== Given exercise ==
Copy each line of the entries beneath that contains the word "Output".

[Extracted data entries]

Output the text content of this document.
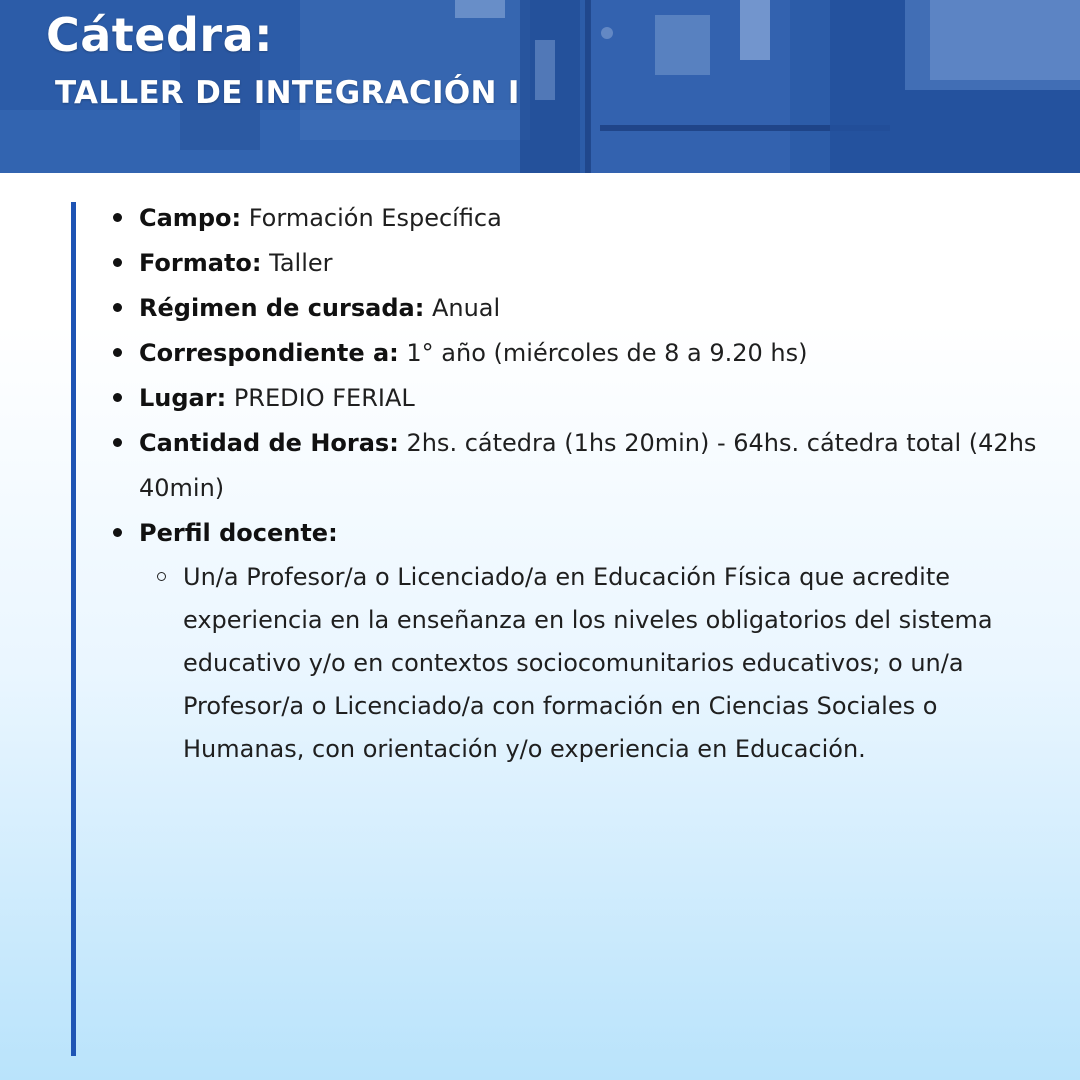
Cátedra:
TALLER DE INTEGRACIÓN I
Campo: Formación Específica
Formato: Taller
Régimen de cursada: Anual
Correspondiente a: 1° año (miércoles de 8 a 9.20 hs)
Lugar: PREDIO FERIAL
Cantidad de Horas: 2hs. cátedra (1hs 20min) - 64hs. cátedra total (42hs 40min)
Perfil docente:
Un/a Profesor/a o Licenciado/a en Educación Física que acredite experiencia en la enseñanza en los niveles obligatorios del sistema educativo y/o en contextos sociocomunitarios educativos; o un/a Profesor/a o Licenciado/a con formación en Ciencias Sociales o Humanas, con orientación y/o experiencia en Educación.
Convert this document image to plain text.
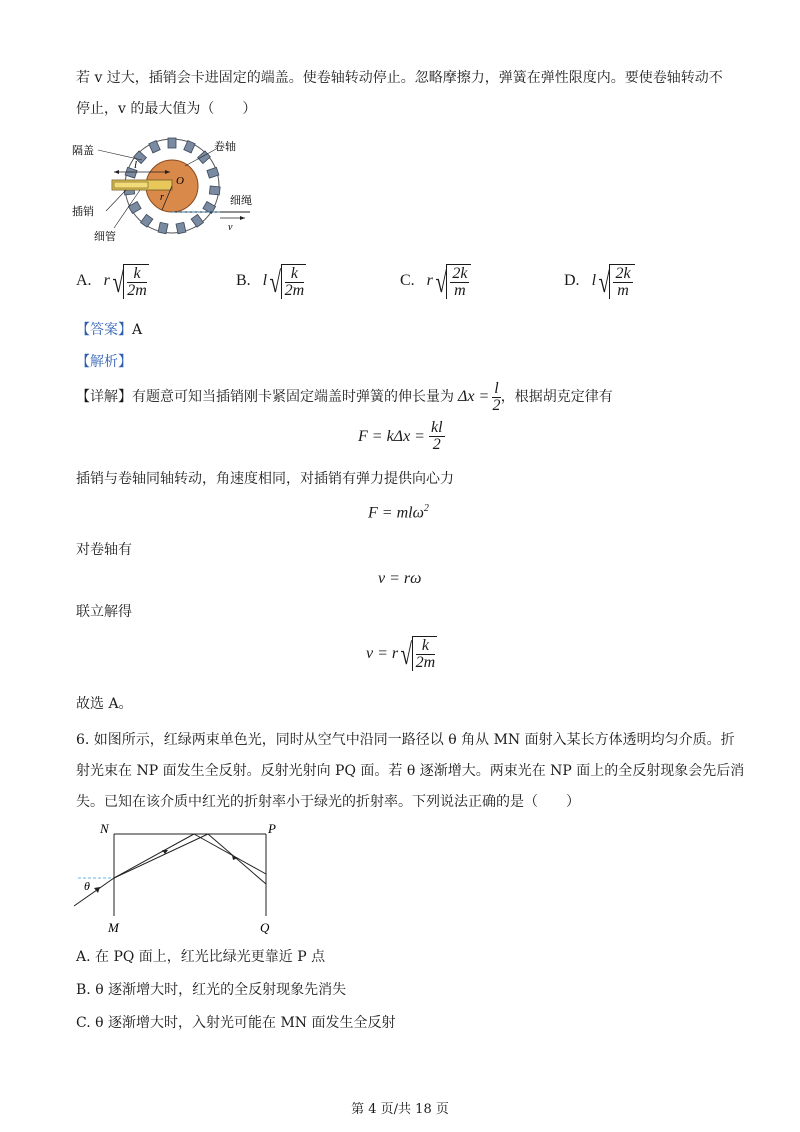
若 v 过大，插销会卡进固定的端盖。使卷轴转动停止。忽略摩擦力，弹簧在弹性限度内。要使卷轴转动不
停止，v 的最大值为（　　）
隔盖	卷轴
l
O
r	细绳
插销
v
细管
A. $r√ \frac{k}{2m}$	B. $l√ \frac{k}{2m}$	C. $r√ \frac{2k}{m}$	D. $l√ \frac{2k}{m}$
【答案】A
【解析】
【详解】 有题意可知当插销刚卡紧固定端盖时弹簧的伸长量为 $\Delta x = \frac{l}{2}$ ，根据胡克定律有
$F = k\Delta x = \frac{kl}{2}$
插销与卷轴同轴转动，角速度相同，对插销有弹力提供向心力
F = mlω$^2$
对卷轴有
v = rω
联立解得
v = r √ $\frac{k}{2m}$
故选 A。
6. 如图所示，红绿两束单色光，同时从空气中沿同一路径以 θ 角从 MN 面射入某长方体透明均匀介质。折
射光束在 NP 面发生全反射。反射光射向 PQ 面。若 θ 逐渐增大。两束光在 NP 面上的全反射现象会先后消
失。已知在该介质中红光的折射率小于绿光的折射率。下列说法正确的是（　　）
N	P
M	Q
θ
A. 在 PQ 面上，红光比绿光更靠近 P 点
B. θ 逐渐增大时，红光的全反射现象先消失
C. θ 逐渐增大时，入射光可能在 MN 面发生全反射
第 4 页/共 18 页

--

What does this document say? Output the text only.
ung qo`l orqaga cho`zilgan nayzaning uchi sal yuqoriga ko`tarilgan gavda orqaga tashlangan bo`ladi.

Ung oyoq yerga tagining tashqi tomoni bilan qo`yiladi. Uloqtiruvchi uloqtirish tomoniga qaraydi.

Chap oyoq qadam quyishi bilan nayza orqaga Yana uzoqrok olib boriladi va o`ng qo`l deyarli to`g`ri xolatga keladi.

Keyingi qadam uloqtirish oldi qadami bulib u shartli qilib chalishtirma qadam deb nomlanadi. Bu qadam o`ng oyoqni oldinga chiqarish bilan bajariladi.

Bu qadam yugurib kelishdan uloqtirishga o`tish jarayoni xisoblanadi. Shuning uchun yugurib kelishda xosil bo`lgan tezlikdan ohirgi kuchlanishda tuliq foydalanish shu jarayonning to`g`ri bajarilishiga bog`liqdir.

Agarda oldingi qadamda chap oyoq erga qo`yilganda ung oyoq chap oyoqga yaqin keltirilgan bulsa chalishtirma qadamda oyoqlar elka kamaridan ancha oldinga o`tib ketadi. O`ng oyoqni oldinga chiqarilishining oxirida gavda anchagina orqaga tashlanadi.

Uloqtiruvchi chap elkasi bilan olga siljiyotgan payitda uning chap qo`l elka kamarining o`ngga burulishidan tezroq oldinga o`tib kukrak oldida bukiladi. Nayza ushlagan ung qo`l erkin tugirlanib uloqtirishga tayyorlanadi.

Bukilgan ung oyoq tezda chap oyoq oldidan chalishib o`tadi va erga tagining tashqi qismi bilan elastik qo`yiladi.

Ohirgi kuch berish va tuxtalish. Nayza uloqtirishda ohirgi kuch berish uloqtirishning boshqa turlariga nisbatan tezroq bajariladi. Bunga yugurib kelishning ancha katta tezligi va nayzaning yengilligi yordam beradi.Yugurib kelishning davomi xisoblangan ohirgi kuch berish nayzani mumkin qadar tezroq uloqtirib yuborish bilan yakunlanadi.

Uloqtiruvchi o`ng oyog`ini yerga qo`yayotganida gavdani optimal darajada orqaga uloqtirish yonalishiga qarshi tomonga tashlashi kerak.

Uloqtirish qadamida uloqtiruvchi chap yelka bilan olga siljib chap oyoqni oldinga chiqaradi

== Exercise result ==
Output the text content of this document.
What does this document say? Output the text only.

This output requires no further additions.